***** Entries shown *****
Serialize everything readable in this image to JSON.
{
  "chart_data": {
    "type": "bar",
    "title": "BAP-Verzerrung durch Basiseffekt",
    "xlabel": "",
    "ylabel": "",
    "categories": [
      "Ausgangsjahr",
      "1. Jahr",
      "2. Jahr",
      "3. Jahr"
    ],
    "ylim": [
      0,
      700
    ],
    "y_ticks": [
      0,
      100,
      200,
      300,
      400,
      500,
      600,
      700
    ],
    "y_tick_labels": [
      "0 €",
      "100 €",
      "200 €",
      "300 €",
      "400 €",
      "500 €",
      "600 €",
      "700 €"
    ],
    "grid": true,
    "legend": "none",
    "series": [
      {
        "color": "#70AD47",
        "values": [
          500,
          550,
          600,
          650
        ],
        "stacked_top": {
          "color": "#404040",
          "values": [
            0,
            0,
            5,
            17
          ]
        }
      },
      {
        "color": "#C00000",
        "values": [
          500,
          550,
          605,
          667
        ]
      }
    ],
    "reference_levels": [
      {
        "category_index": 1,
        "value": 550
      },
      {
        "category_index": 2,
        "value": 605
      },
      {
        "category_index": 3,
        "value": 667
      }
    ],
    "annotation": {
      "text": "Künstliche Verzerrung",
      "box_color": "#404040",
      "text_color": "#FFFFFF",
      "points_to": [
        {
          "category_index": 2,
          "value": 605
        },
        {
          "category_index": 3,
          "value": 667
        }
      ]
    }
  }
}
*****
### Given request
Reproduce the records word for word.

### Finished task
Serialize everything readable in this image to JSON.
{
  "chart_data": {
    "type": "bar",
    "title": "BAP-Verzerrung durch Basiseffekt",
    "xlabel": "",
    "ylabel": "",
    "categories": [
      "Ausgangsjahr",
      "1. Jahr",
      "2. Jahr",
      "3. Jahr"
    ],
    "ylim": [
      0,
      700
    ],
    "y_ticks": [
      0,
      100,
      200,
      300,
      400,
      500,
      600,
      700
    ],
    "y_tick_labels": [
      "0 €",
      "100 €",
      "200 €",
      "300 €",
      "400 €",
      "500 €",
      "600 €",
      "700 €"
    ],
    "grid": true,
    "legend": "none",
    "series": [
      {
        "color": "#70AD47",
        "values": [
          500,
          550,
          600,
          650
        ],
        "stacked_top": {
          "color": "#404040",
          "values": [
            0,
            0,
            5,
            17
          ]
        }
      },
      {
        "color": "#C00000",
        "values": [
          500,
          550,
          605,
          667
        ]
      }
    ],
    "reference_levels": [
      {
        "category_index": 1,
        "value": 550
      },
      {
        "category_index": 2,
        "value": 605
      },
      {
        "category_index": 3,
        "value": 667
      }
    ],
    "annotation": {
      "text": "Künstliche Verzerrung",
      "box_color": "#404040",
      "text_color": "#FFFFFF",
      "points_to": [
        {
          "category_index": 2,
          "value": 605
        },
        {
          "category_index": 3,
          "value": 667
        }
      ]
    }
  }
}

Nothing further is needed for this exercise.